[Data listing]
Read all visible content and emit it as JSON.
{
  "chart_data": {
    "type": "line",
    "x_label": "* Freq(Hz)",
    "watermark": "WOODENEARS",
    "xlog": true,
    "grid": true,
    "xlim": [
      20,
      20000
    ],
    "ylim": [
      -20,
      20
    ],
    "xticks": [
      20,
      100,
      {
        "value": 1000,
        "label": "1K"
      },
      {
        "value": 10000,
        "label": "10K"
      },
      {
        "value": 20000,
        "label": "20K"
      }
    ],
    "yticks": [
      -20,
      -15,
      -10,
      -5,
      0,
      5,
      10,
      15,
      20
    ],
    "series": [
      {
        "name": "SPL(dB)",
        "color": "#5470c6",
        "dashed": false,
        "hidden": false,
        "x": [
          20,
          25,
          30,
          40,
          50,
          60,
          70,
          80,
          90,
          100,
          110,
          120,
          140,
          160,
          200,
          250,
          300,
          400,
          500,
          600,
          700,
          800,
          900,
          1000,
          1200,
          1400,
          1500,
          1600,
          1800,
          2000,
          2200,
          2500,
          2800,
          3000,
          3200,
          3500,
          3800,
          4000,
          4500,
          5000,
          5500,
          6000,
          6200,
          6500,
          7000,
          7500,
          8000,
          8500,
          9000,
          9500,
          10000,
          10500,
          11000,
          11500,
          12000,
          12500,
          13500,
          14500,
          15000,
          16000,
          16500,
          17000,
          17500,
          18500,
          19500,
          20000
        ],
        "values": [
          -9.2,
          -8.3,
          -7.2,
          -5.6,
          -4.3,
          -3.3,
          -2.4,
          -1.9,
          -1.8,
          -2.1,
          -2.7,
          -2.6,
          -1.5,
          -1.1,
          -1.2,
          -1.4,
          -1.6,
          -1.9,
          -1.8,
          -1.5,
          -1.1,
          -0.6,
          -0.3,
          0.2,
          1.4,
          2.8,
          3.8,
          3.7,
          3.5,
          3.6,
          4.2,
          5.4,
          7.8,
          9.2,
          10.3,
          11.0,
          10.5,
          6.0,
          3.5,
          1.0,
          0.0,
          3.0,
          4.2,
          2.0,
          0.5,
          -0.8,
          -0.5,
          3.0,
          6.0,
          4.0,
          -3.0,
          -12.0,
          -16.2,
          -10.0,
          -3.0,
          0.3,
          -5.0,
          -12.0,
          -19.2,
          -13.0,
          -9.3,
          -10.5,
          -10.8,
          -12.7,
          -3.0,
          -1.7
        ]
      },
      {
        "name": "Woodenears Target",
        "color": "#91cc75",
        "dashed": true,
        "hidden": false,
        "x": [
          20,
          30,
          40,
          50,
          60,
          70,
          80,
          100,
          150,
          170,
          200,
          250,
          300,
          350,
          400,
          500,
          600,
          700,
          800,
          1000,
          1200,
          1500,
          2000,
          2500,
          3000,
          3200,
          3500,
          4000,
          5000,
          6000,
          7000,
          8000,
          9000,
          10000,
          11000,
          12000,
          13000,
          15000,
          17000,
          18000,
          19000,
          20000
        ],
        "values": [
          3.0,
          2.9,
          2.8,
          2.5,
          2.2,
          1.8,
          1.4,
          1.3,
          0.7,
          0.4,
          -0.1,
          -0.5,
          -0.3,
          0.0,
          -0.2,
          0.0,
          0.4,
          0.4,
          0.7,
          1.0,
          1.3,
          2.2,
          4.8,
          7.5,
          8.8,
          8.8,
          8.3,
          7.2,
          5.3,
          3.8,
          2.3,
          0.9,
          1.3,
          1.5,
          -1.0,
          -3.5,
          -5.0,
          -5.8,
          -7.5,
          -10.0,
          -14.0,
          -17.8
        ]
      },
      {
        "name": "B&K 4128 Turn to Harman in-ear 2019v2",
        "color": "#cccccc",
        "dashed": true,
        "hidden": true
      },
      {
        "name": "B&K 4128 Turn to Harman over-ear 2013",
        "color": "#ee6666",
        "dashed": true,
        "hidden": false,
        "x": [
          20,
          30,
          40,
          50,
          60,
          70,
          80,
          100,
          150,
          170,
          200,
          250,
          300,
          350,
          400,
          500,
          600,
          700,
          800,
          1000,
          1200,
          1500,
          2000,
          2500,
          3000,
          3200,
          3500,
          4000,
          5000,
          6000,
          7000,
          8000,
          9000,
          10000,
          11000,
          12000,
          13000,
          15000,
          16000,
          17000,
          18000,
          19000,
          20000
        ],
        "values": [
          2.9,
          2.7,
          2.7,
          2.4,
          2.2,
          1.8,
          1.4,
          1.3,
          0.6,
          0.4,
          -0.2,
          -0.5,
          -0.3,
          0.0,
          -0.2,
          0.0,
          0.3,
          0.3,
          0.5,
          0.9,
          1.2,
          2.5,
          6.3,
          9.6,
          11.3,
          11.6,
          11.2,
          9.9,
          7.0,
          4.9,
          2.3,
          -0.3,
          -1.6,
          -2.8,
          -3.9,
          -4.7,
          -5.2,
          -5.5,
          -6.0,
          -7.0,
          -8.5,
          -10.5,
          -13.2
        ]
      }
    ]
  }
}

**Requirement**
Copy all the records above precisely.

**Expected answer**
Read all visible content and emit it as JSON.
{
  "chart_data": {
    "type": "line",
    "x_label": "* Freq(Hz)",
    "watermark": "WOODENEARS",
    "xlog": true,
    "grid": true,
    "xlim": [
      20,
      20000
    ],
    "ylim": [
      -20,
      20
    ],
    "xticks": [
      20,
      100,
      {
        "value": 1000,
        "label": "1K"
      },
      {
        "value": 10000,
        "label": "10K"
      },
      {
        "value": 20000,
        "label": "20K"
      }
    ],
    "yticks": [
      -20,
      -15,
      -10,
      -5,
      0,
      5,
      10,
      15,
      20
    ],
    "series": [
      {
        "name": "SPL(dB)",
        "color": "#5470c6",
        "dashed": false,
        "hidden": false,
        "x": [
          20,
          25,
          30,
          40,
          50,
          60,
          70,
          80,
          90,
          100,
          110,
          120,
          140,
          160,
          200,
          250,
          300,
          400,
          500,
          600,
          700,
          800,
          900,
          1000,
          1200,
          1400,
          1500,
          1600,
          1800,
          2000,
          2200,
          2500,
          2800,
          3000,
          3200,
          3500,
          3800,
          4000,
          4500,
          5000,
          5500,
          6000,
          6200,
          6500,
          7000,
          7500,
          8000,
          8500,
          9000,
          9500,
          10000,
          10500,
          11000,
          11500,
          12000,
          12500,
          13500,
          14500,
          15000,
          16000,
          16500,
          17000,
          17500,
          18500,
          19500,
          20000
        ],
        "values": [
          -9.2,
          -8.3,
          -7.2,
          -5.6,
          -4.3,
          -3.3,
          -2.4,
          -1.9,
          -1.8,
          -2.1,
          -2.7,
          -2.6,
          -1.5,
          -1.1,
          -1.2,
          -1.4,
          -1.6,
          -1.9,
          -1.8,
          -1.5,
          -1.1,
          -0.6,
          -0.3,
          0.2,
          1.4,
          2.8,
          3.8,
          3.7,
          3.5,
          3.6,
          4.2,
          5.4,
          7.8,
          9.2,
          10.3,
          11.0,
          10.5,
          6.0,
          3.5,
          1.0,
          0.0,
          3.0,
          4.2,
          2.0,
          0.5,
          -0.8,
          -0.5,
          3.0,
          6.0,
          4.0,
          -3.0,
          -12.0,
          -16.2,
          -10.0,
          -3.0,
          0.3,
          -5.0,
          -12.0,
          -19.2,
          -13.0,
          -9.3,
          -10.5,
          -10.8,
          -12.7,
          -3.0,
          -1.7
        ]
      },
      {
        "name": "Woodenears Target",
        "color": "#91cc75",
        "dashed": true,
        "hidden": false,
        "x": [
          20,
          30,
          40,
          50,
          60,
          70,
          80,
          100,
          150,
          170,
          200,
          250,
          300,
          350,
          400,
          500,
          600,
          700,
          800,
          1000,
          1200,
          1500,
          2000,
          2500,
          3000,
          3200,
          3500,
          4000,
          5000,
          6000,
          7000,
          8000,
          9000,
          10000,
          11000,
          12000,
          13000,
          15000,
          17000,
          18000,
          19000,
          20000
        ],
        "values": [
          3.0,
          2.9,
          2.8,
          2.5,
          2.2,
          1.8,
          1.4,
          1.3,
          0.7,
          0.4,
          -0.1,
          -0.5,
          -0.3,
          0.0,
          -0.2,
          0.0,
          0.4,
          0.4,
          0.7,
          1.0,
          1.3,
          2.2,
          4.8,
          7.5,
          8.8,
          8.8,
          8.3,
          7.2,
          5.3,
          3.8,
          2.3,
          0.9,
          1.3,
          1.5,
          -1.0,
          -3.5,
          -5.0,
          -5.8,
          -7.5,
          -10.0,
          -14.0,
          -17.8
        ]
      },
      {
        "name": "B&K 4128 Turn to Harman in-ear 2019v2",
        "color": "#cccccc",
        "dashed": true,
        "hidden": true
      },
      {
        "name": "B&K 4128 Turn to Harman over-ear 2013",
        "color": "#ee6666",
        "dashed": true,
        "hidden": false,
        "x": [
          20,
          30,
          40,
          50,
          60,
          70,
          80,
          100,
          150,
          170,
          200,
          250,
          300,
          350,
          400,
          500,
          600,
          700,
          800,
          1000,
          1200,
          1500,
          2000,
          2500,
          3000,
          3200,
          3500,
          4000,
          5000,
          6000,
          7000,
          8000,
          9000,
          10000,
          11000,
          12000,
          13000,
          15000,
          16000,
          17000,
          18000,
          19000,
          20000
        ],
        "values": [
          2.9,
          2.7,
          2.7,
          2.4,
          2.2,
          1.8,
          1.4,
          1.3,
          0.6,
          0.4,
          -0.2,
          -0.5,
          -0.3,
          0.0,
          -0.2,
          0.0,
          0.3,
          0.3,
          0.5,
          0.9,
          1.2,
          2.5,
          6.3,
          9.6,
          11.3,
          11.6,
          11.2,
          9.9,
          7.0,
          4.9,
          2.3,
          -0.3,
          -1.6,
          -2.8,
          -3.9,
          -4.7,
          -5.2,
          -5.5,
          -6.0,
          -7.0,
          -8.5,
          -10.5,
          -13.2
        ]
      }
    ]
  }
}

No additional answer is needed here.